(Collected data)

• • • •

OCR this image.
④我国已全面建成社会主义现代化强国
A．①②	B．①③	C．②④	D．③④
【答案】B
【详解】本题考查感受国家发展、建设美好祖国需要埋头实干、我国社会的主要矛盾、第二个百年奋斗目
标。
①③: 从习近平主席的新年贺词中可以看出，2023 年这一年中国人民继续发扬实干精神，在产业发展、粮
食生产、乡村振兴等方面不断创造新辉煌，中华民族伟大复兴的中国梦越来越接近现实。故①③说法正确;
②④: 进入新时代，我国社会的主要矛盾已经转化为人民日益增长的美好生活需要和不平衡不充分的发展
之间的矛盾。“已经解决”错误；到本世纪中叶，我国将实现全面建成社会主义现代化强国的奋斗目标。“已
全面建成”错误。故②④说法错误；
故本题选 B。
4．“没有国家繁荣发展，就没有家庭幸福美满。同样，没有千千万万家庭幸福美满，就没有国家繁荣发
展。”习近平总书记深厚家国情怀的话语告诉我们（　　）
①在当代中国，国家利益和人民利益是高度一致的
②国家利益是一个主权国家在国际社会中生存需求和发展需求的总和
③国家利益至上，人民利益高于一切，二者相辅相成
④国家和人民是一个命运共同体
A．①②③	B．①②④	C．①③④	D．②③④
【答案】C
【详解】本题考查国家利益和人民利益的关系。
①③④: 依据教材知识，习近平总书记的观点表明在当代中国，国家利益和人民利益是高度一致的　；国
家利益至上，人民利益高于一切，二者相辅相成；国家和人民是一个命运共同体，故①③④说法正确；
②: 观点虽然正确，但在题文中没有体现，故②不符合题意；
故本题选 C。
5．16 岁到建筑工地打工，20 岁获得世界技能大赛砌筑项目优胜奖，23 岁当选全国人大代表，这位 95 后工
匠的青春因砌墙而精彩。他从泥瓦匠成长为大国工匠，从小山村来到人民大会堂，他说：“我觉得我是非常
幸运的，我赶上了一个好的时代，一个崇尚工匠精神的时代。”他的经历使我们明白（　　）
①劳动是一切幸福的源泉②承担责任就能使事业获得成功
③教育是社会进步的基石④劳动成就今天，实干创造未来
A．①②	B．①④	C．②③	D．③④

• • • •

**DIRECTION**
Reproduce the full listing word for word.

**RESULT OF THE TASK**
OCR this image.
④我国已全面建成社会主义现代化强国
A．①②	B．①③	C．②④	D．③④
【答案】B
【详解】本题考查感受国家发展、建设美好祖国需要埋头实干、我国社会的主要矛盾、第二个百年奋斗目
标。
①③: 从习近平主席的新年贺词中可以看出，2023 年这一年中国人民继续发扬实干精神，在产业发展、粮
食生产、乡村振兴等方面不断创造新辉煌，中华民族伟大复兴的中国梦越来越接近现实。故①③说法正确;
②④: 进入新时代，我国社会的主要矛盾已经转化为人民日益增长的美好生活需要和不平衡不充分的发展
之间的矛盾。“已经解决”错误；到本世纪中叶，我国将实现全面建成社会主义现代化强国的奋斗目标。“已
全面建成”错误。故②④说法错误；
故本题选 B。
4．“没有国家繁荣发展，就没有家庭幸福美满。同样，没有千千万万家庭幸福美满，就没有国家繁荣发
展。”习近平总书记深厚家国情怀的话语告诉我们（　　）
①在当代中国，国家利益和人民利益是高度一致的
②国家利益是一个主权国家在国际社会中生存需求和发展需求的总和
③国家利益至上，人民利益高于一切，二者相辅相成
④国家和人民是一个命运共同体
A．①②③	B．①②④	C．①③④	D．②③④
【答案】C
【详解】本题考查国家利益和人民利益的关系。
①③④: 依据教材知识，习近平总书记的观点表明在当代中国，国家利益和人民利益是高度一致的　；国
家利益至上，人民利益高于一切，二者相辅相成；国家和人民是一个命运共同体，故①③④说法正确；
②: 观点虽然正确，但在题文中没有体现，故②不符合题意；
故本题选 C。
5．16 岁到建筑工地打工，20 岁获得世界技能大赛砌筑项目优胜奖，23 岁当选全国人大代表，这位 95 后工
匠的青春因砌墙而精彩。他从泥瓦匠成长为大国工匠，从小山村来到人民大会堂，他说：“我觉得我是非常
幸运的，我赶上了一个好的时代，一个崇尚工匠精神的时代。”他的经历使我们明白（　　）
①劳动是一切幸福的源泉②承担责任就能使事业获得成功
③教育是社会进步的基石④劳动成就今天，实干创造未来
A．①②	B．①④	C．②③	D．③④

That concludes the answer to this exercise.